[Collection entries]
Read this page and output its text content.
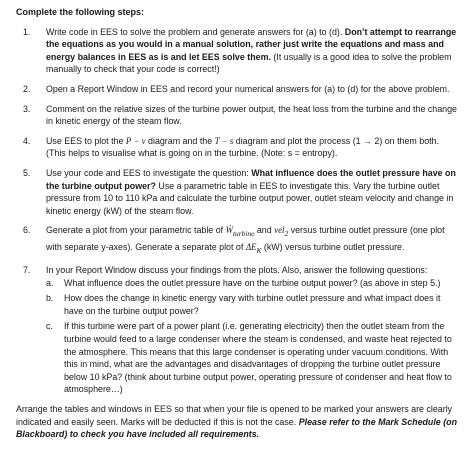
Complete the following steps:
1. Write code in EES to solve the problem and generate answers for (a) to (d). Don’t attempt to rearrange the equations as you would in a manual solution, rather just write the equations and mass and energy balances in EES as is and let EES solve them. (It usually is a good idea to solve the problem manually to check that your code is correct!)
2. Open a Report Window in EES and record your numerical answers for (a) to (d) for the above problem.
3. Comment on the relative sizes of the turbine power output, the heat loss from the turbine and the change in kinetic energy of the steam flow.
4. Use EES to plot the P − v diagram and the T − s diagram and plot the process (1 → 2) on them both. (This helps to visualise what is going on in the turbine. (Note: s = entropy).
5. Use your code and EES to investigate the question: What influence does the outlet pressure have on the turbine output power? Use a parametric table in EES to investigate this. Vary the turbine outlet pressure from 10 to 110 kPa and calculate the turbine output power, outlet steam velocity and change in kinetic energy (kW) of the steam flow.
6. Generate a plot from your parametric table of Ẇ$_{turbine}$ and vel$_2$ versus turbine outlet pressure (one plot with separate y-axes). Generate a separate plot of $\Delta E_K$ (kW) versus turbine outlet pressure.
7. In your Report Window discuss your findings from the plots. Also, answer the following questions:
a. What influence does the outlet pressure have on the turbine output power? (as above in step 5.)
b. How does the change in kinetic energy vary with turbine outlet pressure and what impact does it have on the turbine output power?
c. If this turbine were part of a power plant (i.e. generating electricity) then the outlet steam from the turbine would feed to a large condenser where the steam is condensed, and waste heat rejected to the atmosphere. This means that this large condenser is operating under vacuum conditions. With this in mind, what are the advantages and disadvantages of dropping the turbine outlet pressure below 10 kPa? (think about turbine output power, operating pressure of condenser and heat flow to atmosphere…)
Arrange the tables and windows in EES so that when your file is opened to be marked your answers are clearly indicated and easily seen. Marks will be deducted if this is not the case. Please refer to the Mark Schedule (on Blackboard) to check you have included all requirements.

[Problem details] Scan the listing above. Collect all lines with the word "following".

[Output]
Complete the following steps:
7. In your Report Window discuss your findings from the plots. Also, answer the following questions:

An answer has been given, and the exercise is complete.